■ **Recorded information**:
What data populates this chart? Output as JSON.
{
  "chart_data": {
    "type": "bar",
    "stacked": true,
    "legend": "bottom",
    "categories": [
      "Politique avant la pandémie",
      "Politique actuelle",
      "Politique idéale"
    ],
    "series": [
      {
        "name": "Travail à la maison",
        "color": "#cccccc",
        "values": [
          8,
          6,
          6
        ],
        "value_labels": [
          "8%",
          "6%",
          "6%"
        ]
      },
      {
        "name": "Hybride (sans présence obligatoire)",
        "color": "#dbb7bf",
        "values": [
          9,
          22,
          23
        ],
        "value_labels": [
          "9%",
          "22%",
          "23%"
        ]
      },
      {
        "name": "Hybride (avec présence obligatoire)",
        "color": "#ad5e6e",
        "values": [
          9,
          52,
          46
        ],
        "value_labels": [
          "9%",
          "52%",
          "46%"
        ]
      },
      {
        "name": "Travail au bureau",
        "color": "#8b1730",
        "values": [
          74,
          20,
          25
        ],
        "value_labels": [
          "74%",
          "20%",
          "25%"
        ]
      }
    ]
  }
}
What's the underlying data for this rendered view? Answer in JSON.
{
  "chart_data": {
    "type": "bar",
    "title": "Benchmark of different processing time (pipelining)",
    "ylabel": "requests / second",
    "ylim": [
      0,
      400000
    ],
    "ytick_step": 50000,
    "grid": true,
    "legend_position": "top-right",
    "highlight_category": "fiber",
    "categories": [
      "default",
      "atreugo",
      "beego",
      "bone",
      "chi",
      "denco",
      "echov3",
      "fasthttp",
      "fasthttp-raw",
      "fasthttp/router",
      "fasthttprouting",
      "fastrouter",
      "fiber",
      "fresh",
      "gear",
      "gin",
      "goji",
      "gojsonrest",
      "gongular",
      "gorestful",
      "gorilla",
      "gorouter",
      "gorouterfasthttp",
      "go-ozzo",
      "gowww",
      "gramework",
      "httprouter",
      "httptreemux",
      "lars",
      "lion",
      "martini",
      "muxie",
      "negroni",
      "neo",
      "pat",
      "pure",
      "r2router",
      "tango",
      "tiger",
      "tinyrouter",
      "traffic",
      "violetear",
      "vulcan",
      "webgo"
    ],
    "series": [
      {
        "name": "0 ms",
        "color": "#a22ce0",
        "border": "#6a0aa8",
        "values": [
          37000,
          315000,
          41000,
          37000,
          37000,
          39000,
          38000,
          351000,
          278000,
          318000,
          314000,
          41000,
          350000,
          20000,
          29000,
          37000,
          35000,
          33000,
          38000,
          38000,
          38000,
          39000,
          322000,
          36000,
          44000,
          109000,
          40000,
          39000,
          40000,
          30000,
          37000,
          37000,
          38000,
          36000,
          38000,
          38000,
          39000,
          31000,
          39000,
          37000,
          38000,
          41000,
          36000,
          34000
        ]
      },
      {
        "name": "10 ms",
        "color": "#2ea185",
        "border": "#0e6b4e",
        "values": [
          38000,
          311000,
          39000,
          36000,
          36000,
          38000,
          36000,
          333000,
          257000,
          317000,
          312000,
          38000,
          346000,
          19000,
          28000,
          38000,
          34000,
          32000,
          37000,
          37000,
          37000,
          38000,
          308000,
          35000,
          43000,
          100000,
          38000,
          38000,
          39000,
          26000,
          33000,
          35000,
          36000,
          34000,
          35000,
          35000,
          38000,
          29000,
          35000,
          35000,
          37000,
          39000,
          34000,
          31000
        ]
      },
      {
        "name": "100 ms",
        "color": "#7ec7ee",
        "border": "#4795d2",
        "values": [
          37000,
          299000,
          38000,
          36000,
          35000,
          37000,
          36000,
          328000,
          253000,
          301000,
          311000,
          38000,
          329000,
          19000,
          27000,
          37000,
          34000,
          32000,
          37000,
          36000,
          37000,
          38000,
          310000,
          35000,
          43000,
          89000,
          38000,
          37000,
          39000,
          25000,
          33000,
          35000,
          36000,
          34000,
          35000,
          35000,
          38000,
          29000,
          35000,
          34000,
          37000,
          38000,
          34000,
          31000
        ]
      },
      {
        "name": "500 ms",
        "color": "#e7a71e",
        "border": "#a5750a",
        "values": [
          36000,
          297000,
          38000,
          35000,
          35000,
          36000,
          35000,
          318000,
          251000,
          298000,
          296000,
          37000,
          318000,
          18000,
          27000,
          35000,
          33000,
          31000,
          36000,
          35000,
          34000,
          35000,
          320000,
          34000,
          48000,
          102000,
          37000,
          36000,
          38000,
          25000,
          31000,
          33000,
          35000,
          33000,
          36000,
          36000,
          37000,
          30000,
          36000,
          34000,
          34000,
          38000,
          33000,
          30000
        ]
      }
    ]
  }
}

■ **Do this**: Please repeat the listing exactly, with nothing left out.

■ **Response to this exercise**:
What data populates this chart? Output as JSON.
{
  "chart_data": {
    "type": "bar",
    "stacked": true,
    "legend": "bottom",
    "categories": [
      "Politique avant la pandémie",
      "Politique actuelle",
      "Politique idéale"
    ],
    "series": [
      {
        "name": "Travail à la maison",
        "color": "#cccccc",
        "values": [
          8,
          6,
          6
        ],
        "value_labels": [
          "8%",
          "6%",
          "6%"
        ]
      },
      {
        "name": "Hybride (sans présence obligatoire)",
        "color": "#dbb7bf",
        "values": [
          9,
          22,
          23
        ],
        "value_labels": [
          "9%",
          "22%",
          "23%"
        ]
      },
      {
        "name": "Hybride (avec présence obligatoire)",
        "color": "#ad5e6e",
        "values": [
          9,
          52,
          46
        ],
        "value_labels": [
          "9%",
          "52%",
          "46%"
        ]
      },
      {
        "name": "Travail au bureau",
        "color": "#8b1730",
        "values": [
          74,
          20,
          25
        ],
        "value_labels": [
          "74%",
          "20%",
          "25%"
        ]
      }
    ]
  }
}
What's the underlying data for this rendered view? Answer in JSON.
{
  "chart_data": {
    "type": "bar",
    "title": "Benchmark of different processing time (pipelining)",
    "ylabel": "requests / second",
    "ylim": [
      0,
      400000
    ],
    "ytick_step": 50000,
    "grid": true,
    "legend_position": "top-right",
    "highlight_category": "fiber",
    "categories": [
      "default",
      "atreugo",
      "beego",
      "bone",
      "chi",
      "denco",
      "echov3",
      "fasthttp",
      "fasthttp-raw",
      "fasthttp/router",
      "fasthttprouting",
      "fastrouter",
      "fiber",
      "fresh",
      "gear",
      "gin",
      "goji",
      "gojsonrest",
      "gongular",
      "gorestful",
      "gorilla",
      "gorouter",
      "gorouterfasthttp",
      "go-ozzo",
      "gowww",
      "gramework",
      "httprouter",
      "httptreemux",
      "lars",
      "lion",
      "martini",
      "muxie",
      "negroni",
      "neo",
      "pat",
      "pure",
      "r2router",
      "tango",
      "tiger",
      "tinyrouter",
      "traffic",
      "violetear",
      "vulcan",
      "webgo"
    ],
    "series": [
      {
        "name": "0 ms",
        "color": "#a22ce0",
        "border": "#6a0aa8",
        "values": [
          37000,
          315000,
          41000,
          37000,
          37000,
          39000,
          38000,
          351000,
          278000,
          318000,
          314000,
          41000,
          350000,
          20000,
          29000,
          37000,
          35000,
          33000,
          38000,
          38000,
          38000,
          39000,
          322000,
          36000,
          44000,
          109000,
          40000,
          39000,
          40000,
          30000,
          37000,
          37000,
          38000,
          36000,
          38000,
          38000,
          39000,
          31000,
          39000,
          37000,
          38000,
          41000,
          36000,
          34000
        ]
      },
      {
        "name": "10 ms",
        "color": "#2ea185",
        "border": "#0e6b4e",
        "values": [
          38000,
          311000,
          39000,
          36000,
          36000,
          38000,
          36000,
          333000,
          257000,
          317000,
          312000,
          38000,
          346000,
          19000,
          28000,
          38000,
          34000,
          32000,
          37000,
          37000,
          37000,
          38000,
          308000,
          35000,
          43000,
          100000,
          38000,
          38000,
          39000,
          26000,
          33000,
          35000,
          36000,
          34000,
          35000,
          35000,
          38000,
          29000,
          35000,
          35000,
          37000,
          39000,
          34000,
          31000
        ]
      },
      {
        "name": "100 ms",
        "color": "#7ec7ee",
        "border": "#4795d2",
        "values": [
          37000,
          299000,
          38000,
          36000,
          35000,
          37000,
          36000,
          328000,
          253000,
          301000,
          311000,
          38000,
          329000,
          19000,
          27000,
          37000,
          34000,
          32000,
          37000,
          36000,
          37000,
          38000,
          310000,
          35000,
          43000,
          89000,
          38000,
          37000,
          39000,
          25000,
          33000,
          35000,
          36000,
          34000,
          35000,
          35000,
          38000,
          29000,
          35000,
          34000,
          37000,
          38000,
          34000,
          31000
        ]
      },
      {
        "name": "500 ms",
        "color": "#e7a71e",
        "border": "#a5750a",
        "values": [
          36000,
          297000,
          38000,
          35000,
          35000,
          36000,
          35000,
          318000,
          251000,
          298000,
          296000,
          37000,
          318000,
          18000,
          27000,
          35000,
          33000,
          31000,
          36000,
          35000,
          34000,
          35000,
          320000,
          34000,
          48000,
          102000,
          37000,
          36000,
          38000,
          25000,
          31000,
          33000,
          35000,
          33000,
          36000,
          36000,
          37000,
          30000,
          36000,
          34000,
          34000,
          38000,
          33000,
          30000
        ]
      }
    ]
  }
}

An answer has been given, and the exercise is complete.